(Extracted records)
------------------------------------

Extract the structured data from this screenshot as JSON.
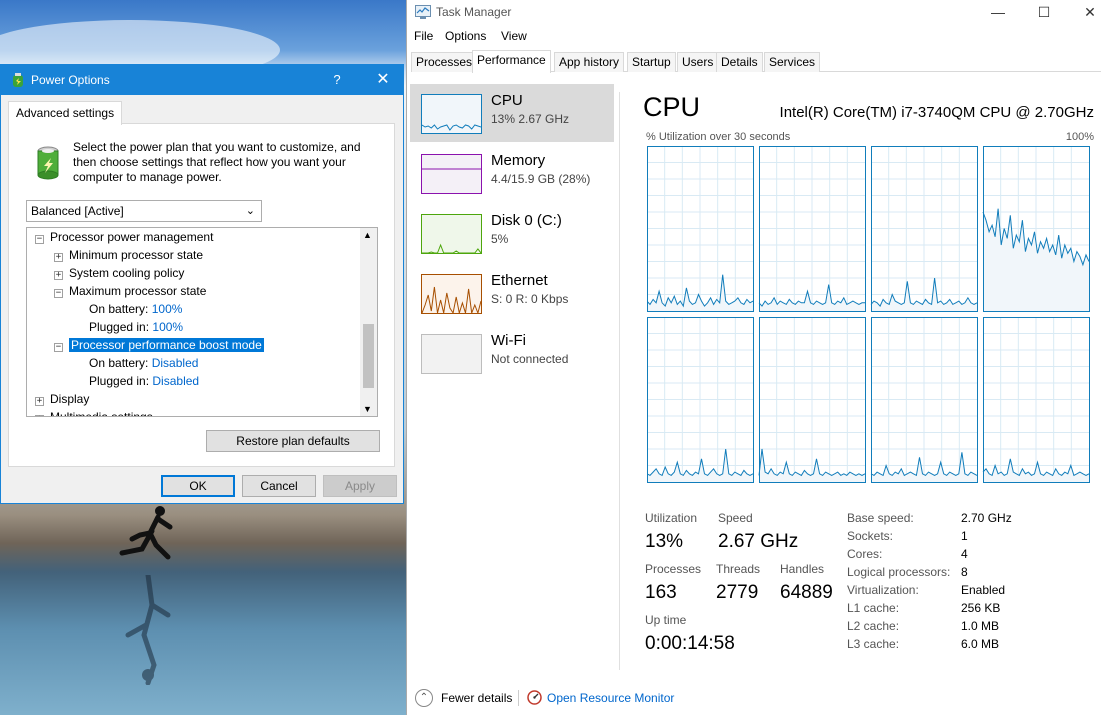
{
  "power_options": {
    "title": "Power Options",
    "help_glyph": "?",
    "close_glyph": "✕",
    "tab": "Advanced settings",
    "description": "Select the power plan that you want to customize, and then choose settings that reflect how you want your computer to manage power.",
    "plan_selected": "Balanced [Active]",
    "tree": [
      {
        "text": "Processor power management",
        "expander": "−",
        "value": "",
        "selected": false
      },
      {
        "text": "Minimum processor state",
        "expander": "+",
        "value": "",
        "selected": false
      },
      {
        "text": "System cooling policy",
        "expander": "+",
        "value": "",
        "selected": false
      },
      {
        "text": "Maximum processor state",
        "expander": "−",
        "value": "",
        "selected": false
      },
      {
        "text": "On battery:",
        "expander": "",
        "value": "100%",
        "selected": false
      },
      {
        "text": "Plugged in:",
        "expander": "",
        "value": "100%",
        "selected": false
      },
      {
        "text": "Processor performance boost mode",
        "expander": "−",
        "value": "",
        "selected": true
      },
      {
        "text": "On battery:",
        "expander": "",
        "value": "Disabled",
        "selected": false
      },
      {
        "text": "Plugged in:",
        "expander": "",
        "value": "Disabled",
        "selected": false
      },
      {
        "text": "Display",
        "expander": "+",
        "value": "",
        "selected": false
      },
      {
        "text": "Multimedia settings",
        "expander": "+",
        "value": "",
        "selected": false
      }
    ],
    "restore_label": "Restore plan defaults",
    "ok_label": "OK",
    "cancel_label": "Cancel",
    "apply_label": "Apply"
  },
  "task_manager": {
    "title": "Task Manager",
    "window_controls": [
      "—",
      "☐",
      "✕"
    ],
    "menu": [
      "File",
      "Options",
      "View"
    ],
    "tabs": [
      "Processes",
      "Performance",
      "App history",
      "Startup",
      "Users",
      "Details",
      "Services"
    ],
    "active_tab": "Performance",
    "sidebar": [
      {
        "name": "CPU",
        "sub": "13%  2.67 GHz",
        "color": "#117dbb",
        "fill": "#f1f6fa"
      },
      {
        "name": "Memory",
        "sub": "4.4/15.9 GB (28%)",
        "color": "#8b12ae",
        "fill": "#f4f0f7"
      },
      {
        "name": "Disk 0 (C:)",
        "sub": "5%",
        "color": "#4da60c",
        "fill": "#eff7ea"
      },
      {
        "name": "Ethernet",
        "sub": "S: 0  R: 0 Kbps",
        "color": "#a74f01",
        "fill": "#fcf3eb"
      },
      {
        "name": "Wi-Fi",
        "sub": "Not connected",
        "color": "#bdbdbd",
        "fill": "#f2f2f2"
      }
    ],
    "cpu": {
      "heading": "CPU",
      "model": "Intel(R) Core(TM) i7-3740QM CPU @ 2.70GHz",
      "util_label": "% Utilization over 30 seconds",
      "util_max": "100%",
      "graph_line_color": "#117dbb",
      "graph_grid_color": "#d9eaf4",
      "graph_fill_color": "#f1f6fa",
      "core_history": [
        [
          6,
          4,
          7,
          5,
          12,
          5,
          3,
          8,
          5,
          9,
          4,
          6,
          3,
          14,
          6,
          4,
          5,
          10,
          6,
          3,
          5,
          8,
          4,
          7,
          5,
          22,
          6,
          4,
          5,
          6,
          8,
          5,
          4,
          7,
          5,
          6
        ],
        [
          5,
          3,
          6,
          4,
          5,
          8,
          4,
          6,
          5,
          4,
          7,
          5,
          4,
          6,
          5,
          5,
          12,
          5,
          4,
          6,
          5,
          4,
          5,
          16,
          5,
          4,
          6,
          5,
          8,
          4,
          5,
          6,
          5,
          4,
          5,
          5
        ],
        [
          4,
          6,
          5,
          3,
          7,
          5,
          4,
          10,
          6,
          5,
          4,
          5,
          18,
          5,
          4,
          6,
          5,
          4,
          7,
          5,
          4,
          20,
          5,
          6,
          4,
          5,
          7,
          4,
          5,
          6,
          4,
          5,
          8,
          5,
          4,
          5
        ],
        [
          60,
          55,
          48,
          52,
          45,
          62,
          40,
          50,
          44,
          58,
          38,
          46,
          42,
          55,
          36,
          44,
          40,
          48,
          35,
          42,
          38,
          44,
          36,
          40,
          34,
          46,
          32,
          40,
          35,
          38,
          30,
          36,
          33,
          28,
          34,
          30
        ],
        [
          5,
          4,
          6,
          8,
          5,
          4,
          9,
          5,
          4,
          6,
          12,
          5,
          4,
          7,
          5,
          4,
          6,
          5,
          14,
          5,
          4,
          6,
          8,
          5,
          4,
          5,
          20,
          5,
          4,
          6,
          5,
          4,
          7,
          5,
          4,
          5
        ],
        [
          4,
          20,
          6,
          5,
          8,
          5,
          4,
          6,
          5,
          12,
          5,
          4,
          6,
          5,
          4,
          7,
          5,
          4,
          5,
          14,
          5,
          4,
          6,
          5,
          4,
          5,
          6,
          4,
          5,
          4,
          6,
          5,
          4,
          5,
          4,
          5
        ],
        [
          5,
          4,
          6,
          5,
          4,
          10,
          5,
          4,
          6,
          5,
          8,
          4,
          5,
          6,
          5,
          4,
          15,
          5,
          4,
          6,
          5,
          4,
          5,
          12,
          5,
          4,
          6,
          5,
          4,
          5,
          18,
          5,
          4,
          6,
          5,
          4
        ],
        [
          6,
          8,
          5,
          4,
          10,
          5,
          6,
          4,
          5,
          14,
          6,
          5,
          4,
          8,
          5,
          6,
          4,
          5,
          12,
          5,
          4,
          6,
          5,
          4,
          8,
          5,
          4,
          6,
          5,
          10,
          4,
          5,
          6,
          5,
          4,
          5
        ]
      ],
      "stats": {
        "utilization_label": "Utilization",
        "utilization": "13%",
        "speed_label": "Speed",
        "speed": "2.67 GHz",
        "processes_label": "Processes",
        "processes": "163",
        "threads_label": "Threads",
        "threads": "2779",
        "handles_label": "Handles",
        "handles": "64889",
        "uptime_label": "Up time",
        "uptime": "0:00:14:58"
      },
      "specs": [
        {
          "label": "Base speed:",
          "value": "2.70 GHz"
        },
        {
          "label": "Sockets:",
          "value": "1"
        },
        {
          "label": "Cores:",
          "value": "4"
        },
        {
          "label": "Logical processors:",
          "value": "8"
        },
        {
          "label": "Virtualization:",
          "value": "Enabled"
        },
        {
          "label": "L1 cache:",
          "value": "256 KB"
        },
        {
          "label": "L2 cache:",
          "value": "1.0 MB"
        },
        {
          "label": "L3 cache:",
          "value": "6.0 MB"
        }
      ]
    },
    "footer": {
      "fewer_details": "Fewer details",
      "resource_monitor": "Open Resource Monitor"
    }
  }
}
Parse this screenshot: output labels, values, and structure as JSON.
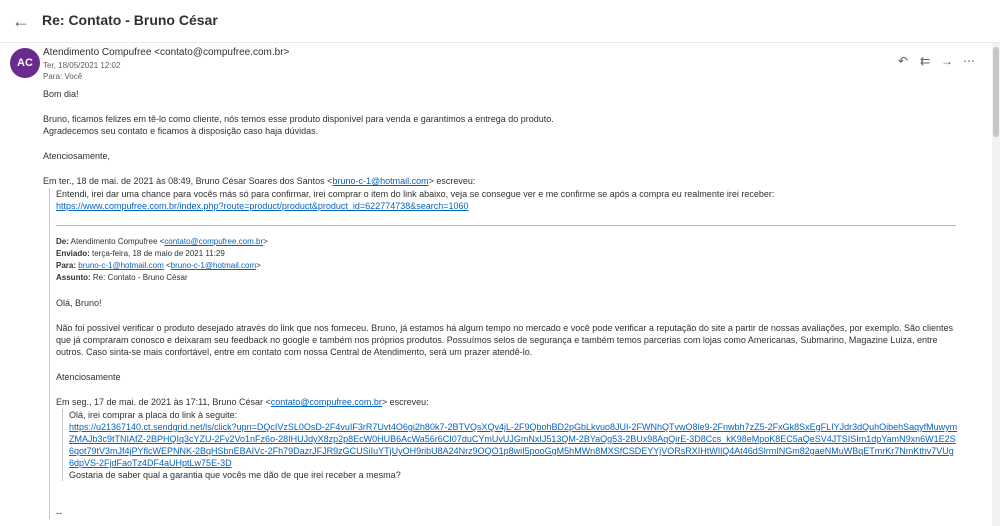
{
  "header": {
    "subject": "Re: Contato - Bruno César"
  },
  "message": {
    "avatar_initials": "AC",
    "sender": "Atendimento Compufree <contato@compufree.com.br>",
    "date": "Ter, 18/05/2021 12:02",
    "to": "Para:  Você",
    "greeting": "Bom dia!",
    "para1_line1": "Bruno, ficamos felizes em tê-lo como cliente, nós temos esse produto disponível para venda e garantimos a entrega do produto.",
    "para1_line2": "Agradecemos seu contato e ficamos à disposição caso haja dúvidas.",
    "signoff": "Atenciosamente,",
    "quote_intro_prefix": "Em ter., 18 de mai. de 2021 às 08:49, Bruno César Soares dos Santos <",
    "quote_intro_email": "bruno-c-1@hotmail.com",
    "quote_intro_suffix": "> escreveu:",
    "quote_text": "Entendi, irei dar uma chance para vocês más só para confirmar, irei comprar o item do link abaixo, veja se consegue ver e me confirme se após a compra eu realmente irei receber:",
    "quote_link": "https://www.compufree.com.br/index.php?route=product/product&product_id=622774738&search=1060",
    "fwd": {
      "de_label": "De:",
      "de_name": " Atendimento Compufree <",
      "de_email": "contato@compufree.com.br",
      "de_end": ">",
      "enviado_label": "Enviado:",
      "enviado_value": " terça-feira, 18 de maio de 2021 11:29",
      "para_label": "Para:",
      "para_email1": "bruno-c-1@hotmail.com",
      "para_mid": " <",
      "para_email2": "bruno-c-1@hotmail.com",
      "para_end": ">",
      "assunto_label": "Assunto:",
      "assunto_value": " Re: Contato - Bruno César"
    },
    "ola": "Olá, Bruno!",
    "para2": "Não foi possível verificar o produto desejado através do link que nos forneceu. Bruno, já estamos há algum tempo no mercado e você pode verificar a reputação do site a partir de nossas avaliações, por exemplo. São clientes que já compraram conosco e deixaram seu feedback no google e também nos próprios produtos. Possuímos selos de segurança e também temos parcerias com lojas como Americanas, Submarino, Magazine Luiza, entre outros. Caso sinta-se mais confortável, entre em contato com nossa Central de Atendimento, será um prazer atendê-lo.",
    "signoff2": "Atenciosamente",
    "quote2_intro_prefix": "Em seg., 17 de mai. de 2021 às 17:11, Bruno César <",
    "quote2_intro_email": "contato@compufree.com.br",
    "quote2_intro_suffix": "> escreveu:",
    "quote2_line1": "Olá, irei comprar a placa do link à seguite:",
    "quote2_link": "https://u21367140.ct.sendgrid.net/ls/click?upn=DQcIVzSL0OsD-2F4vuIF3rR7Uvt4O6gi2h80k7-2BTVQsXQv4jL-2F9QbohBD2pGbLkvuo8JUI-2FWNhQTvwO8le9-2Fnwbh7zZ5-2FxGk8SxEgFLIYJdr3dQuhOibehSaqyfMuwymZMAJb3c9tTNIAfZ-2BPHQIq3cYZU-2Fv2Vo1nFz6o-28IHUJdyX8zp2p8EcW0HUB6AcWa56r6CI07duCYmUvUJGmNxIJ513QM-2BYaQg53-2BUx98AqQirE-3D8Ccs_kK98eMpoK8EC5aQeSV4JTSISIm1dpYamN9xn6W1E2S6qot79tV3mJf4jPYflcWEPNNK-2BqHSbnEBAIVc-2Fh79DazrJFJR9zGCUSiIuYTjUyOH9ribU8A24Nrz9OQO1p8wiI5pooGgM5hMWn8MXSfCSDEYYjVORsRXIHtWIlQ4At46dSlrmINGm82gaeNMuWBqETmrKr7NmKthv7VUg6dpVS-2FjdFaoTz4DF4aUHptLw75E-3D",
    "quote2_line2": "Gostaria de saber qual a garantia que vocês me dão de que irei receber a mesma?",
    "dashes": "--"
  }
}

------------------------------------

▶ _Requirement_:
Filter the listing for the word "screenshot" and copy every line that holds it.

▶ _Written solution_:
Extract the structured data from this screenshot as JSON.
Parse this screenshot: output labels, values, and structure as JSON.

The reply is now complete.